* _TASK DESCRIPTION_
For every line in the records that has the word "systems", make a copy.

* _EXCERPTED DATA_
--------

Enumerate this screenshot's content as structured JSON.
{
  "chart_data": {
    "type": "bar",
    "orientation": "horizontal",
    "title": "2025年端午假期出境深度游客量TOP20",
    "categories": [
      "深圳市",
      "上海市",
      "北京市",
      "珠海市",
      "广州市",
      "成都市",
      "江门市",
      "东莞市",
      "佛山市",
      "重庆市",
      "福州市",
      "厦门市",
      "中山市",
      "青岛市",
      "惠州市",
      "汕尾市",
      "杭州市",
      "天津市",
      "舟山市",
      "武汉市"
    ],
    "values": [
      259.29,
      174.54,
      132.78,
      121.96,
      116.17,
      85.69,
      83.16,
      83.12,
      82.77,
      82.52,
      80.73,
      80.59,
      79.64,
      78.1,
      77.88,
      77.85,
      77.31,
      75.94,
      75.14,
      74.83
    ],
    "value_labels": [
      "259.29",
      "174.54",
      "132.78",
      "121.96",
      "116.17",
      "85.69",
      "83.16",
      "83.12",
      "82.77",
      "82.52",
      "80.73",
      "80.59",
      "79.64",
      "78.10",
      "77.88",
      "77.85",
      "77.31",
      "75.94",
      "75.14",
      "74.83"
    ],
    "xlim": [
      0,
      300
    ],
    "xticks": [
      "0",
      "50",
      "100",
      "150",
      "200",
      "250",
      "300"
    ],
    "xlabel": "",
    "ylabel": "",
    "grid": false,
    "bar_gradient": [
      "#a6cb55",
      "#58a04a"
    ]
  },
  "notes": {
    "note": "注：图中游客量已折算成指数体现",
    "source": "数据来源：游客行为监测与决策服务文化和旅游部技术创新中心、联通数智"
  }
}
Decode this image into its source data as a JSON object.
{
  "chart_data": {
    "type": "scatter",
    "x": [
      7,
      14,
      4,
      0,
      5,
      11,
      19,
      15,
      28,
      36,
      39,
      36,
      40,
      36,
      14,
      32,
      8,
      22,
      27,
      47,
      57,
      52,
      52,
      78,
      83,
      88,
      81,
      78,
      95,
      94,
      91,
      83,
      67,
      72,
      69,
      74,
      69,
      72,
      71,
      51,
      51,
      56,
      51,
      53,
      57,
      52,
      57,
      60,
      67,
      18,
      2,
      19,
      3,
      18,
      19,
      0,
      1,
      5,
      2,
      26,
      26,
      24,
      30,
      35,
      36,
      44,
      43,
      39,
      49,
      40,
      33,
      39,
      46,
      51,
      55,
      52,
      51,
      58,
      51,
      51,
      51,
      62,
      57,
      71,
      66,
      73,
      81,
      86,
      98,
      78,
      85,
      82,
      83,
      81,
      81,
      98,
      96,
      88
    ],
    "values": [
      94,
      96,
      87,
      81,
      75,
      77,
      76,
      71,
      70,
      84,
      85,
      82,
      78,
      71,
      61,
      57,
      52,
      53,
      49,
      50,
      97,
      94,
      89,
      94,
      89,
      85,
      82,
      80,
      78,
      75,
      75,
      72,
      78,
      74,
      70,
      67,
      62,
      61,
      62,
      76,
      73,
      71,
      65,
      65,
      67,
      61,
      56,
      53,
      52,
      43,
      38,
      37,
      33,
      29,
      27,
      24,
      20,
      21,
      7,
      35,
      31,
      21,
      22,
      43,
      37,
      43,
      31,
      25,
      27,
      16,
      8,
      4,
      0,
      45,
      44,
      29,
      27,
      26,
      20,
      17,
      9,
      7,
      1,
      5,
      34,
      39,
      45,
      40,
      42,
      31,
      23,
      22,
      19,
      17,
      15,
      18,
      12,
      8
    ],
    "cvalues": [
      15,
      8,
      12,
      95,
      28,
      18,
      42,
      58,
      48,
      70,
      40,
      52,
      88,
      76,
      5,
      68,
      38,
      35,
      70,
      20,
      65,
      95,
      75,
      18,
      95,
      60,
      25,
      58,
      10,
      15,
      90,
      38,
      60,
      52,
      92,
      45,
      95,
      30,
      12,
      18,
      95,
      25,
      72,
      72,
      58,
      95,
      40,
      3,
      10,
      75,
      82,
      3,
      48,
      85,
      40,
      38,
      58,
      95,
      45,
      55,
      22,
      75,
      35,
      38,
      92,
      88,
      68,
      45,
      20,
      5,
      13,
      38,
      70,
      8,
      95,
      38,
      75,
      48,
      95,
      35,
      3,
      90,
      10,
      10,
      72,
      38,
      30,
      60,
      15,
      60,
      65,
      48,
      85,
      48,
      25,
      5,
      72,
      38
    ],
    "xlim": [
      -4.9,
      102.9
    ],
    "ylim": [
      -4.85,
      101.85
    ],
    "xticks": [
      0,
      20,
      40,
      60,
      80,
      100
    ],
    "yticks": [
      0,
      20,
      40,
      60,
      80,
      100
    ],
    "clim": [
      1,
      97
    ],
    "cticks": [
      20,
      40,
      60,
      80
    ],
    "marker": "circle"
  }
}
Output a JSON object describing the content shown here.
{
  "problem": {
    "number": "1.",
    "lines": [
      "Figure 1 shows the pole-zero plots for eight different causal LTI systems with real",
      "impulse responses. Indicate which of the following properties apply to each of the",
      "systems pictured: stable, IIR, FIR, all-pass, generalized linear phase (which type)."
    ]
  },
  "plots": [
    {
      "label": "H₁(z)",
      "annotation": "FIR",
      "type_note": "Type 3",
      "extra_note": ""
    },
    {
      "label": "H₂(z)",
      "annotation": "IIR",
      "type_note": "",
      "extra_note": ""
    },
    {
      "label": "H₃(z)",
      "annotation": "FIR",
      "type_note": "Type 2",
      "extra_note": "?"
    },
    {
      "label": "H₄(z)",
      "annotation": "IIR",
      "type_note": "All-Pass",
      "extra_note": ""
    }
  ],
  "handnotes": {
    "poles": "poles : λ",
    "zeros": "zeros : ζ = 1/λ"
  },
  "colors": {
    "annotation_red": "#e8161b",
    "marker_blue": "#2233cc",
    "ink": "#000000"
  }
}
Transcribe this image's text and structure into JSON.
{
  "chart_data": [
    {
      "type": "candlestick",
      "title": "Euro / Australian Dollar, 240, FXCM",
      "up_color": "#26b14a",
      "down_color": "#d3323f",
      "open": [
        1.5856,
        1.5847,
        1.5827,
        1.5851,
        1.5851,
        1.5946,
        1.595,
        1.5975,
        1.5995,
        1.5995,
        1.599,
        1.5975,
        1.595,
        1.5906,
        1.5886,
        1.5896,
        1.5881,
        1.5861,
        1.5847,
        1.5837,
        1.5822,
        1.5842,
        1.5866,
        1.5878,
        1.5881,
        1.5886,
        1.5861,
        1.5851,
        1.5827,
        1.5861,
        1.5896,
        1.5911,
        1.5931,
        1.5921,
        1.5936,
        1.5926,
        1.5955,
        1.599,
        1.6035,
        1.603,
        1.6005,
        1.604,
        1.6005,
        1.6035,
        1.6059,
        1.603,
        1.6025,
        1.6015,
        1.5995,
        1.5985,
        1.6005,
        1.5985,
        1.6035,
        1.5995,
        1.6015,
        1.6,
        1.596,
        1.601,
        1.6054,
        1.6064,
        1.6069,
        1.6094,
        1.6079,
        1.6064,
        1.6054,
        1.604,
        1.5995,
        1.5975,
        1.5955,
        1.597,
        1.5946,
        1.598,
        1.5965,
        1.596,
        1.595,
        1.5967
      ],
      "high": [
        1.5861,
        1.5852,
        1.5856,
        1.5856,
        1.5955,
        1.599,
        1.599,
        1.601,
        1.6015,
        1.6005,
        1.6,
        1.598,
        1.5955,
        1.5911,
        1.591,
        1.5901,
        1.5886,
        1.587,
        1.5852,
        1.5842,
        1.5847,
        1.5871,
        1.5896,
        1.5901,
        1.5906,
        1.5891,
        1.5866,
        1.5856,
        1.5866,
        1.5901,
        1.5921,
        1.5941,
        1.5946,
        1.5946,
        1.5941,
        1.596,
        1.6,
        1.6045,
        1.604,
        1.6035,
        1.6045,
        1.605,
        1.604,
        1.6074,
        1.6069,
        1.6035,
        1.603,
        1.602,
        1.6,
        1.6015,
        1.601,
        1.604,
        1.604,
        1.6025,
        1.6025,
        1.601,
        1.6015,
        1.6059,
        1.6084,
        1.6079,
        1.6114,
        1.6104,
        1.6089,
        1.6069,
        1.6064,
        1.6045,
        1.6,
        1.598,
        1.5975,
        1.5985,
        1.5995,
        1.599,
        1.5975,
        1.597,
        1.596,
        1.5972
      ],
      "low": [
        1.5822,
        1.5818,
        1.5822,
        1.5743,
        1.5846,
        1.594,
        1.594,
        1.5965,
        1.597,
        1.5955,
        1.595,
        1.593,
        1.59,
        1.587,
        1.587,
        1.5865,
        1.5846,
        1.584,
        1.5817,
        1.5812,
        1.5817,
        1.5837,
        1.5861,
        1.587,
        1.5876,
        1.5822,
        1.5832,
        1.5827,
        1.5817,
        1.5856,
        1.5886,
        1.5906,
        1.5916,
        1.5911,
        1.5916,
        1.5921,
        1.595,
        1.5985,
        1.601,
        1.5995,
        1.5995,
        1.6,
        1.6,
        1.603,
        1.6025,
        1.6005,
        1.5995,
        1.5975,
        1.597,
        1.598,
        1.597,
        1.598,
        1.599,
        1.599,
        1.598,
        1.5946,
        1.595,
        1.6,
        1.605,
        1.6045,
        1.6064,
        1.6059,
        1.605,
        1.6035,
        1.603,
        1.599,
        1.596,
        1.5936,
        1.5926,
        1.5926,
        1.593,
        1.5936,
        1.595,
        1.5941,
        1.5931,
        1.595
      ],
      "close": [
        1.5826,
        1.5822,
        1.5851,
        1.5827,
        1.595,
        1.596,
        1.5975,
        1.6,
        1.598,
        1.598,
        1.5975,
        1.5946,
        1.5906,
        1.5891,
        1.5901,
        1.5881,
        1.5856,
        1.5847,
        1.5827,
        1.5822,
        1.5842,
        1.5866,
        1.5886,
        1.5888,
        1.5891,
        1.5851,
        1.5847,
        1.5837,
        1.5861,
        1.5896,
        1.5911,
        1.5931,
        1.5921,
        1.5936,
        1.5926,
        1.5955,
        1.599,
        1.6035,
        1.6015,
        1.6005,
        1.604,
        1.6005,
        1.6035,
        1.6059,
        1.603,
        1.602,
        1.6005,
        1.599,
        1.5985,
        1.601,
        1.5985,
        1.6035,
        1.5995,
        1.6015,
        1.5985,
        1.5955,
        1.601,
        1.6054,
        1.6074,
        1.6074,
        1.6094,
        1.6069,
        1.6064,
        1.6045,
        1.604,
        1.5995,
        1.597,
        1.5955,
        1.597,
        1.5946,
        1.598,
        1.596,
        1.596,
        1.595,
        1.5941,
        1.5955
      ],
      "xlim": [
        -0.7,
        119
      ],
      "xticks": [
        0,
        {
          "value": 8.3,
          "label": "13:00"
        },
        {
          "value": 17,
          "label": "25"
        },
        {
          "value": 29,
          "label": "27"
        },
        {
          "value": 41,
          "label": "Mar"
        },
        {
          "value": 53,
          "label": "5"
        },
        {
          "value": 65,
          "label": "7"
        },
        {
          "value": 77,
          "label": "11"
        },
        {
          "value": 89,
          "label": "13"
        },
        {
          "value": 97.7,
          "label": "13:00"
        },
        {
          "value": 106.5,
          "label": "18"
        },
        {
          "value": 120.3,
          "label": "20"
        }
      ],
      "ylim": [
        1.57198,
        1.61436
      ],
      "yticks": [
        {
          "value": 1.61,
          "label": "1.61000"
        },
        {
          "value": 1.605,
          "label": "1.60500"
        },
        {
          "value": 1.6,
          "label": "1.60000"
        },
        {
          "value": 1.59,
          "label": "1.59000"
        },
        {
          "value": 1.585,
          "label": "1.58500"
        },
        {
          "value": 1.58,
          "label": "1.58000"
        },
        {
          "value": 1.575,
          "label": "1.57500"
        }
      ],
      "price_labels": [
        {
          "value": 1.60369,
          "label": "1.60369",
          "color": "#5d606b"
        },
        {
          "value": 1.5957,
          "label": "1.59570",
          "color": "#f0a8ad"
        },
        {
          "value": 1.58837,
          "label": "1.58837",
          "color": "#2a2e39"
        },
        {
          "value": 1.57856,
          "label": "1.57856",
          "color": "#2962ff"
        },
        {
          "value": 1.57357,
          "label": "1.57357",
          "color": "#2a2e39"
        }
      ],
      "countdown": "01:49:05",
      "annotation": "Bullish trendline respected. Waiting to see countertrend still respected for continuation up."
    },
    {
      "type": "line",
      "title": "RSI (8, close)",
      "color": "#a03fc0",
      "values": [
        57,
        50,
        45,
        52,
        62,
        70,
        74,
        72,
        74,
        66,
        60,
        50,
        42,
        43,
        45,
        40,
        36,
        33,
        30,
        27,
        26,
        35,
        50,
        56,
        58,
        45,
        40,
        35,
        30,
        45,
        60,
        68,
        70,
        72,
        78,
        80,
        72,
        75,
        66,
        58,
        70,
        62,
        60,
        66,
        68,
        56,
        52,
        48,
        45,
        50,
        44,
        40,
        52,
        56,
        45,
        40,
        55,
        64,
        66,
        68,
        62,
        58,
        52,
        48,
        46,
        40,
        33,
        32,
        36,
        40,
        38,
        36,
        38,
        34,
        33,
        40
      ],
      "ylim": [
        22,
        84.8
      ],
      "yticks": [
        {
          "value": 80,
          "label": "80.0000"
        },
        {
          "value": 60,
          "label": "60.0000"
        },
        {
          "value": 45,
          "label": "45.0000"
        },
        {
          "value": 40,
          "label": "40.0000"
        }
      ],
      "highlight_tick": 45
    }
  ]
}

--------

* _FINAL RESULT_
      "Figure 1 shows the pole-zero plots for eight different causal LTI systems with real",
      "systems pictured: stable, IIR, FIR, all-pass, generalized linear phase (which type)."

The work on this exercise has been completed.